— TASK DIRECTIONS —
Please output the records below in full, exactly as given, but without the images.

[Records from a dataset]
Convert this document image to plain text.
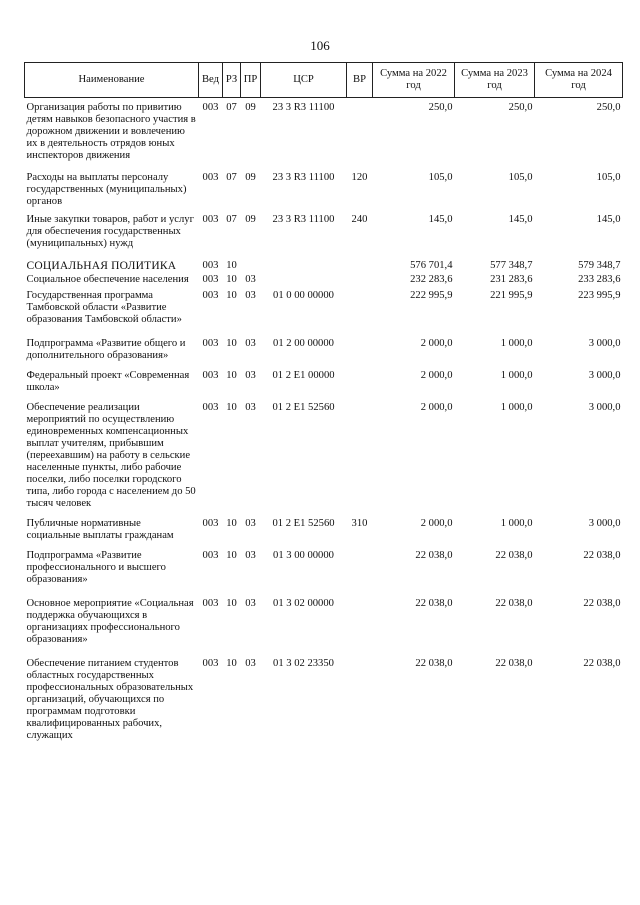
106
Наименование	Вед	РЗ	ПР	ЦСР	ВР	Сумма на 2022 год	Сумма на 2023 год	Сумма на 2024 год
Организация работы по привитию детям навыков безопасного участия в дорожном движении и вовлечению их в деятельность отрядов юных инспекторов движения	003	07	09	23 3 R3 11100		250,0	250,0	250,0
Расходы на выплаты персоналу государственных (муниципальных) органов	003	07	09	23 3 R3 11100	120	105,0	105,0	105,0
Иные закупки товаров, работ и услуг для обеспечения государственных (муниципальных) нужд	003	07	09	23 3 R3 11100	240	145,0	145,0	145,0
СОЦИАЛЬНАЯ ПОЛИТИКА	003	10				576 701,4	577 348,7	579 348,7
Социальное обеспечение населения	003	10	03			232 283,6	231 283,6	233 283,6
Государственная программа Тамбовской области «Развитие образования Тамбовской области»	003	10	03	01 0 00 00000		222 995,9	221 995,9	223 995,9
Подпрограмма «Развитие общего и дополнительного образования»	003	10	03	01 2 00 00000		2 000,0	1 000,0	3 000,0
Федеральный проект «Современная школа»	003	10	03	01 2 E1 00000		2 000,0	1 000,0	3 000,0
Обеспечение реализации мероприятий по осуществлению единовременных компенсационных выплат учителям, прибывшим (переехавшим) на работу в сельские населенные пункты, либо рабочие поселки, либо поселки городского типа, либо города с населением до 50 тысяч человек	003	10	03	01 2 E1 52560		2 000,0	1 000,0	3 000,0
Публичные нормативные социальные выплаты гражданам	003	10	03	01 2 E1 52560	310	2 000,0	1 000,0	3 000,0
Подпрограмма «Развитие профессионального и высшего образования»	003	10	03	01 3 00 00000		22 038,0	22 038,0	22 038,0
Основное мероприятие «Социальная поддержка обучающихся в организациях профессионального образования»	003	10	03	01 3 02 00000		22 038,0	22 038,0	22 038,0
Обеспечение питанием студентов областных государственных профессиональных образовательных организаций, обучающихся по программам подготовки квалифицированных рабочих, служащих	003	10	03	01 3 02 23350		22 038,0	22 038,0	22 038,0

— ANSWER TO THIS EXERCISE —
Convert this document image to plain text.
106
Наименование	Вед	РЗ	ПР	ЦСР	ВР	Сумма на 2022 год	Сумма на 2023 год	Сумма на 2024 год
Организация работы по привитию детям навыков безопасного участия в дорожном движении и вовлечению их в деятельность отрядов юных инспекторов движения	003	07	09	23 3 R3 11100		250,0	250,0	250,0
Расходы на выплаты персоналу государственных (муниципальных) органов	003	07	09	23 3 R3 11100	120	105,0	105,0	105,0
Иные закупки товаров, работ и услуг для обеспечения государственных (муниципальных) нужд	003	07	09	23 3 R3 11100	240	145,0	145,0	145,0
СОЦИАЛЬНАЯ ПОЛИТИКА	003	10				576 701,4	577 348,7	579 348,7
Социальное обеспечение населения	003	10	03			232 283,6	231 283,6	233 283,6
Государственная программа Тамбовской области «Развитие образования Тамбовской области»	003	10	03	01 0 00 00000		222 995,9	221 995,9	223 995,9
Подпрограмма «Развитие общего и дополнительного образования»	003	10	03	01 2 00 00000		2 000,0	1 000,0	3 000,0
Федеральный проект «Современная школа»	003	10	03	01 2 E1 00000		2 000,0	1 000,0	3 000,0
Обеспечение реализации мероприятий по осуществлению единовременных компенсационных выплат учителям, прибывшим (переехавшим) на работу в сельские населенные пункты, либо рабочие поселки, либо поселки городского типа, либо города с населением до 50 тысяч человек	003	10	03	01 2 E1 52560		2 000,0	1 000,0	3 000,0
Публичные нормативные социальные выплаты гражданам	003	10	03	01 2 E1 52560	310	2 000,0	1 000,0	3 000,0
Подпрограмма «Развитие профессионального и высшего образования»	003	10	03	01 3 00 00000		22 038,0	22 038,0	22 038,0
Основное мероприятие «Социальная поддержка обучающихся в организациях профессионального образования»	003	10	03	01 3 02 00000		22 038,0	22 038,0	22 038,0
Обеспечение питанием студентов областных государственных профессиональных образовательных организаций, обучающихся по программам подготовки квалифицированных рабочих, служащих	003	10	03	01 3 02 23350		22 038,0	22 038,0	22 038,0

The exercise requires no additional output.